[Start of Supplied material]

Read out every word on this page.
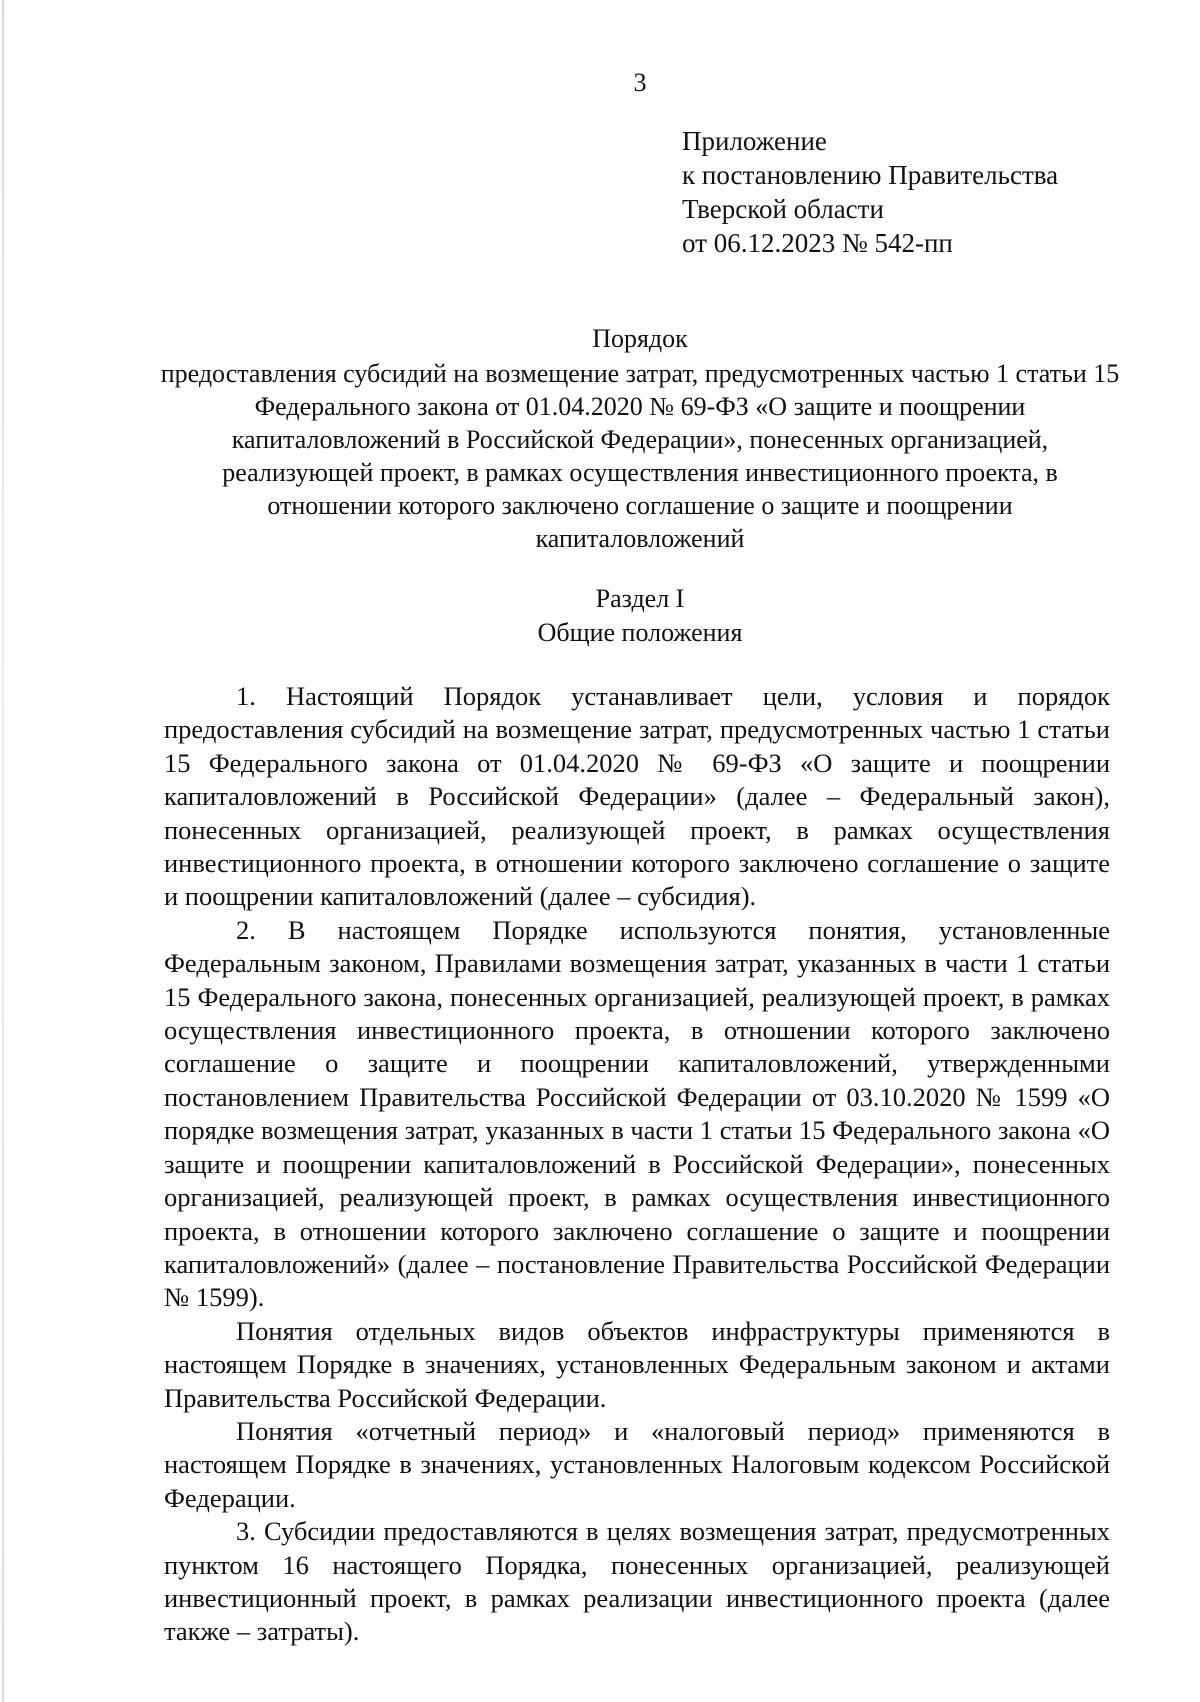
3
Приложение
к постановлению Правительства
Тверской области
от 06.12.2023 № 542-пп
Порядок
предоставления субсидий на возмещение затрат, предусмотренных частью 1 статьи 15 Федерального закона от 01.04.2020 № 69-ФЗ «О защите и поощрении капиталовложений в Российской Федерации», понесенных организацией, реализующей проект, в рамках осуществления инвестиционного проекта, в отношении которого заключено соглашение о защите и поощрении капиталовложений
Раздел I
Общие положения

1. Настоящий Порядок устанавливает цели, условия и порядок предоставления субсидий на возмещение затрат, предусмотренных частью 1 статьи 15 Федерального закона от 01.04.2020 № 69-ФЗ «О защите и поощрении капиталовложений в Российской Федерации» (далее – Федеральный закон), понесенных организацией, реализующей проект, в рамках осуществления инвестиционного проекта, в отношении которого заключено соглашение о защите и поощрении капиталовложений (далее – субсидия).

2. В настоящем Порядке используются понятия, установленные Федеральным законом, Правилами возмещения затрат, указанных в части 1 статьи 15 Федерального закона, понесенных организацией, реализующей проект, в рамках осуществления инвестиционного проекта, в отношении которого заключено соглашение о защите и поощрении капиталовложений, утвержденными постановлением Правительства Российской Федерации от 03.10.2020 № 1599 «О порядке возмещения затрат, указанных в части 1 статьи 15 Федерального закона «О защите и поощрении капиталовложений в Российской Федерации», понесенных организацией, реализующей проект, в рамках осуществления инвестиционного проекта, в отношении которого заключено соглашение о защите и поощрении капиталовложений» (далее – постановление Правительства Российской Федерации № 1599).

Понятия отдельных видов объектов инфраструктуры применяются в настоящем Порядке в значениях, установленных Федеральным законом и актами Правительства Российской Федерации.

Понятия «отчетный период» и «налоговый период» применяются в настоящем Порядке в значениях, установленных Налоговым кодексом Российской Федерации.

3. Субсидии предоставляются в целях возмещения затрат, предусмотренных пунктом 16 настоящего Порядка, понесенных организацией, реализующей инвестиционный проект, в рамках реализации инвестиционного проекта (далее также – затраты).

[End of Supplied material]

What the exercise asks -
Exact duplication of all the records is required; pictures are omitted from the copy.

Complete output -
Read out every word on this page.
3
Приложение
к постановлению Правительства
Тверской области
от 06.12.2023 № 542-пп
Порядок
предоставления субсидий на возмещение затрат, предусмотренных частью 1 статьи 15 Федерального закона от 01.04.2020 № 69-ФЗ «О защите и поощрении капиталовложений в Российской Федерации», понесенных организацией, реализующей проект, в рамках осуществления инвестиционного проекта, в отношении которого заключено соглашение о защите и поощрении капиталовложений
Раздел I
Общие положения

1. Настоящий Порядок устанавливает цели, условия и порядок предоставления субсидий на возмещение затрат, предусмотренных частью 1 статьи 15 Федерального закона от 01.04.2020 № 69-ФЗ «О защите и поощрении капиталовложений в Российской Федерации» (далее – Федеральный закон), понесенных организацией, реализующей проект, в рамках осуществления инвестиционного проекта, в отношении которого заключено соглашение о защите и поощрении капиталовложений (далее – субсидия).

2. В настоящем Порядке используются понятия, установленные Федеральным законом, Правилами возмещения затрат, указанных в части 1 статьи 15 Федерального закона, понесенных организацией, реализующей проект, в рамках осуществления инвестиционного проекта, в отношении которого заключено соглашение о защите и поощрении капиталовложений, утвержденными постановлением Правительства Российской Федерации от 03.10.2020 № 1599 «О порядке возмещения затрат, указанных в части 1 статьи 15 Федерального закона «О защите и поощрении капиталовложений в Российской Федерации», понесенных организацией, реализующей проект, в рамках осуществления инвестиционного проекта, в отношении которого заключено соглашение о защите и поощрении капиталовложений» (далее – постановление Правительства Российской Федерации № 1599).

Понятия отдельных видов объектов инфраструктуры применяются в настоящем Порядке в значениях, установленных Федеральным законом и актами Правительства Российской Федерации.

Понятия «отчетный период» и «налоговый период» применяются в настоящем Порядке в значениях, установленных Налоговым кодексом Российской Федерации.

3. Субсидии предоставляются в целях возмещения затрат, предусмотренных пунктом 16 настоящего Порядка, понесенных организацией, реализующей инвестиционный проект, в рамках реализации инвестиционного проекта (далее также – затраты).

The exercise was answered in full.